GIVEN TASK:
Output each entry that follows exactly. Images stay out.

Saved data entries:
----

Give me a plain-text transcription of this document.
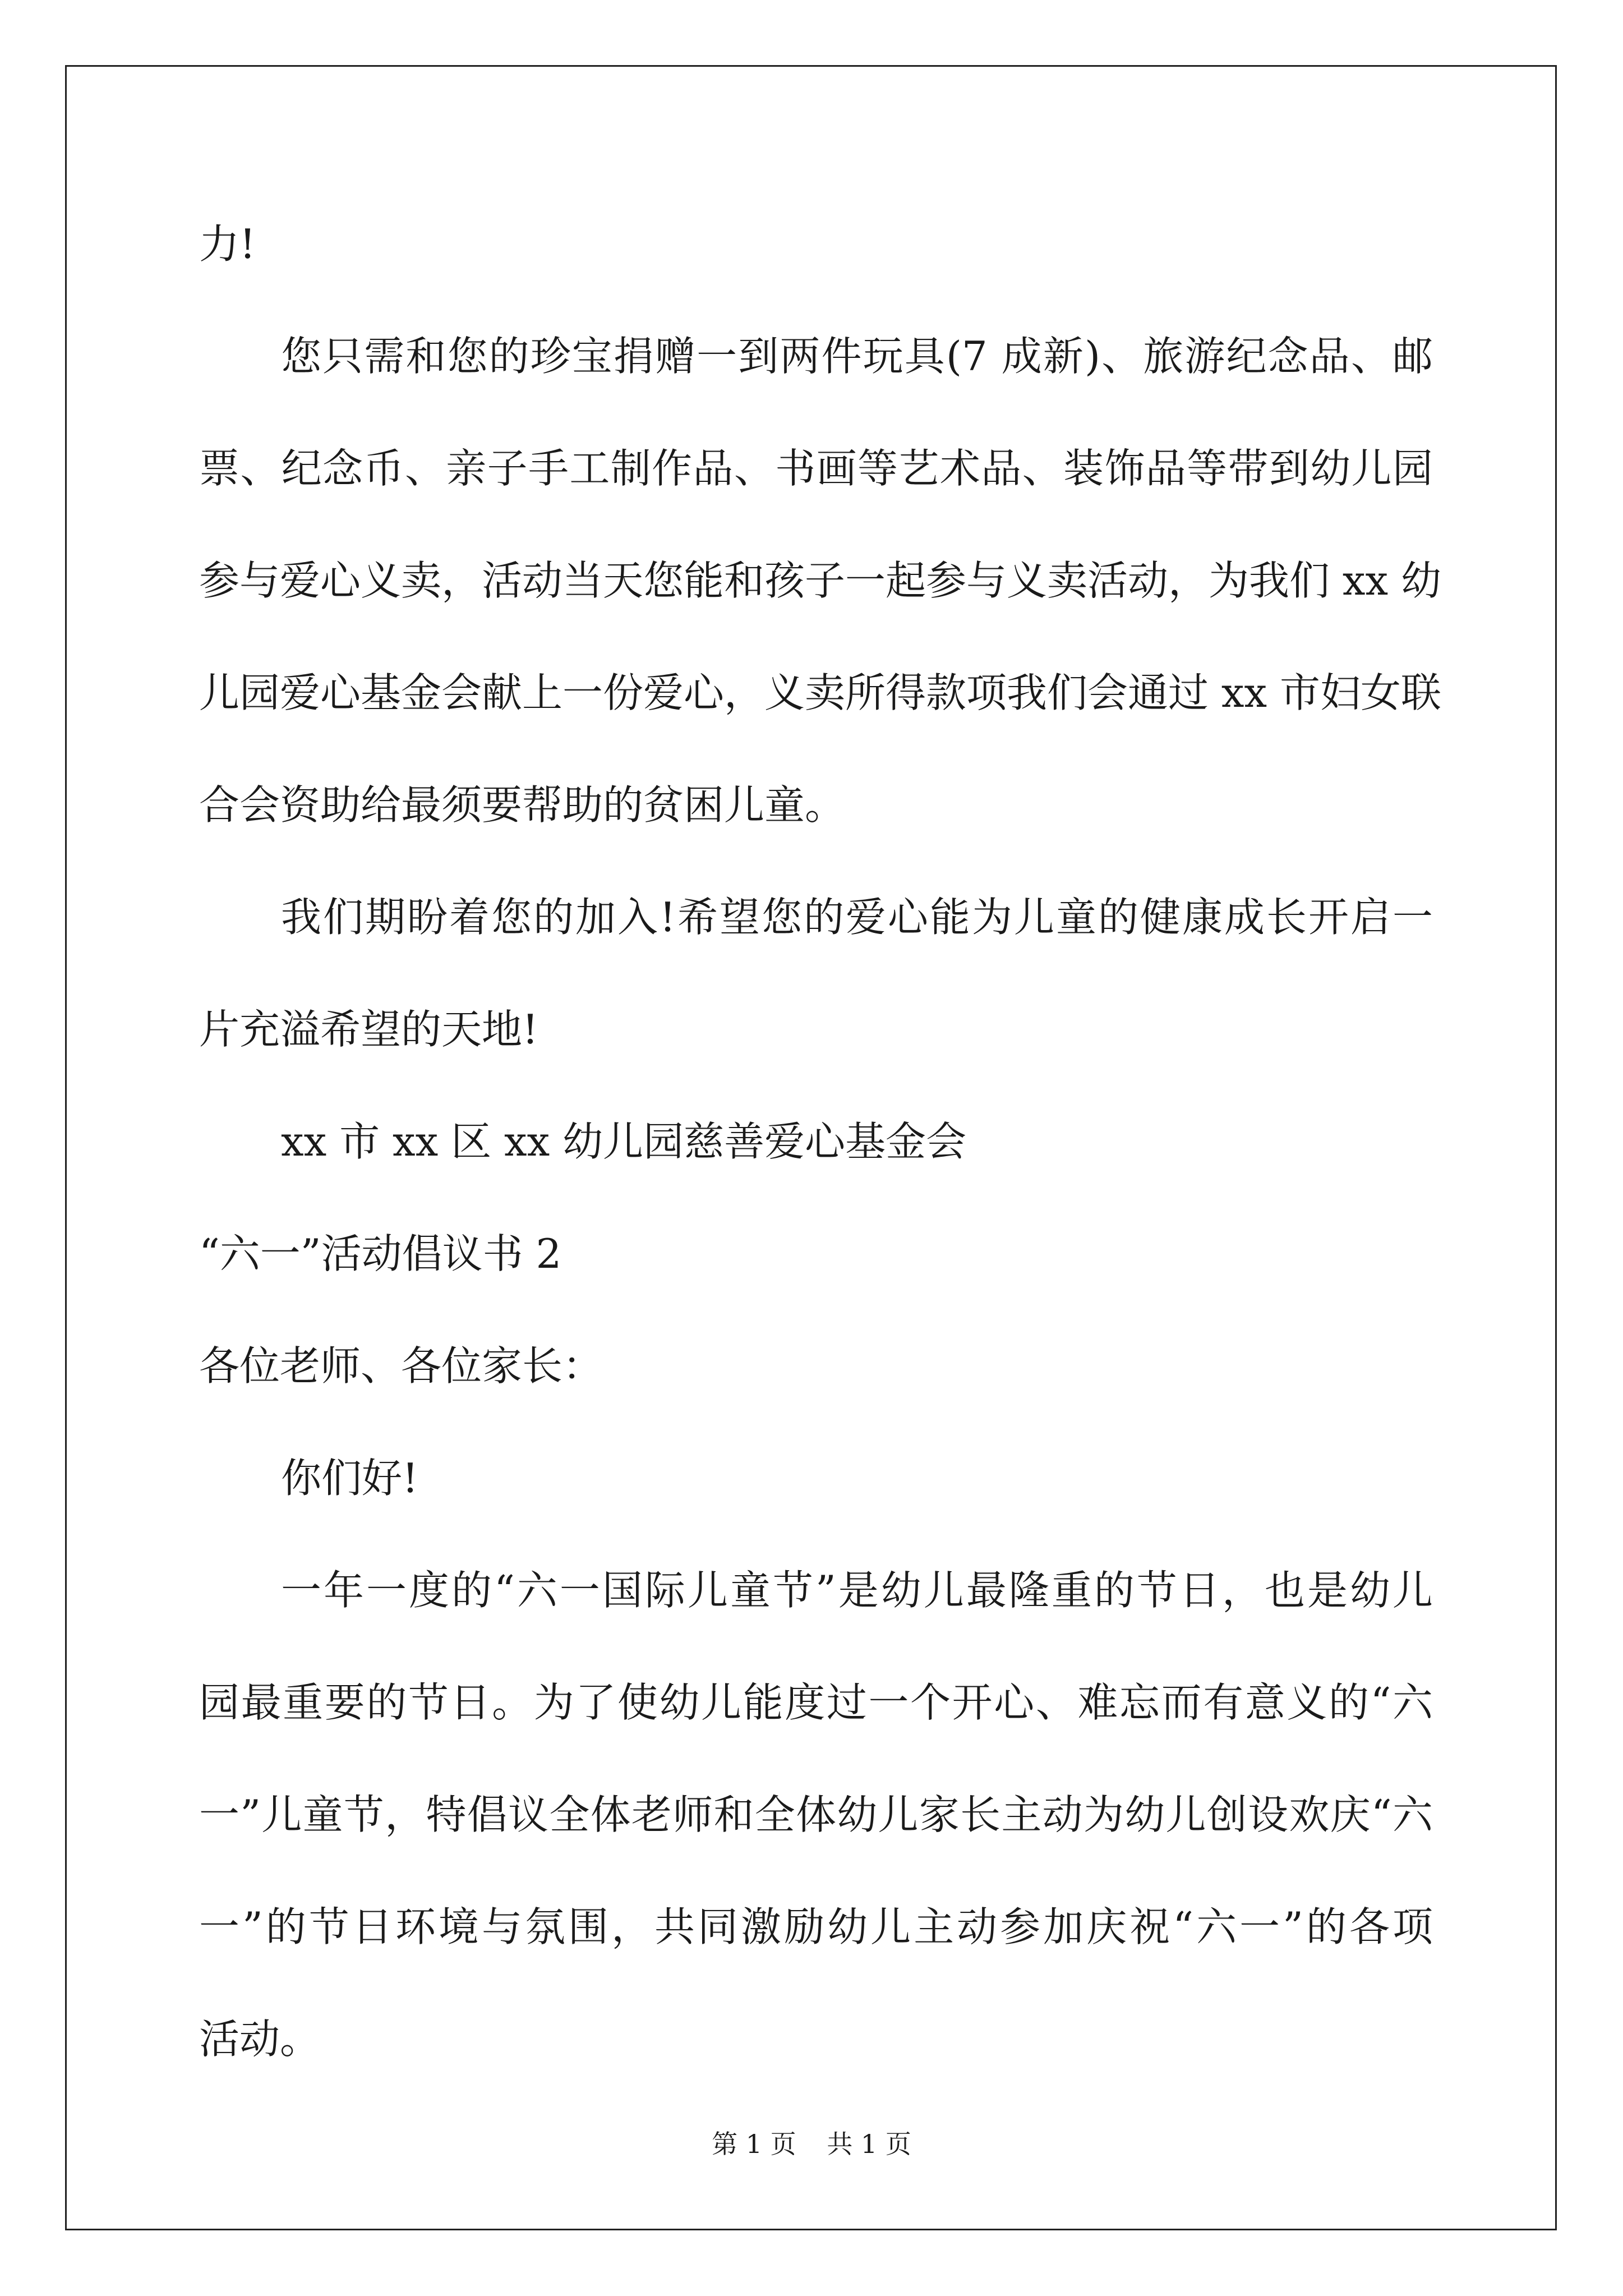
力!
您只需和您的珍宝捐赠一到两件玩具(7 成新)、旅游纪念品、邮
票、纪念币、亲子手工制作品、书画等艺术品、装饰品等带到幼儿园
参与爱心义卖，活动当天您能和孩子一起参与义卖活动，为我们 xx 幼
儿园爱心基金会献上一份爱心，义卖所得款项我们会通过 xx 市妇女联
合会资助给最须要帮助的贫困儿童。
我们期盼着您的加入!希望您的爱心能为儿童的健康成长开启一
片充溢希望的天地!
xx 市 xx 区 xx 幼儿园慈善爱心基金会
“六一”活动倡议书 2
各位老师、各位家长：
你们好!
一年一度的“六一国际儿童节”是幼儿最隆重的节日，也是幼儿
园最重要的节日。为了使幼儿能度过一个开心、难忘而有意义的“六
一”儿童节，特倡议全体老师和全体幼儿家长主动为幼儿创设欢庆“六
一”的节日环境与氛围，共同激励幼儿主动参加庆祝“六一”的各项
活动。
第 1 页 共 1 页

----

FINISHED ANSWER:
Give me a plain-text transcription of this document.
力!
您只需和您的珍宝捐赠一到两件玩具(7 成新)、旅游纪念品、邮
票、纪念币、亲子手工制作品、书画等艺术品、装饰品等带到幼儿园
参与爱心义卖，活动当天您能和孩子一起参与义卖活动，为我们 xx 幼
儿园爱心基金会献上一份爱心，义卖所得款项我们会通过 xx 市妇女联
合会资助给最须要帮助的贫困儿童。
我们期盼着您的加入!希望您的爱心能为儿童的健康成长开启一
片充溢希望的天地!
xx 市 xx 区 xx 幼儿园慈善爱心基金会
“六一”活动倡议书 2
各位老师、各位家长：
你们好!
一年一度的“六一国际儿童节”是幼儿最隆重的节日，也是幼儿
园最重要的节日。为了使幼儿能度过一个开心、难忘而有意义的“六
一”儿童节，特倡议全体老师和全体幼儿家长主动为幼儿创设欢庆“六
一”的节日环境与氛围，共同激励幼儿主动参加庆祝“六一”的各项
活动。
第 1 页 共 1 页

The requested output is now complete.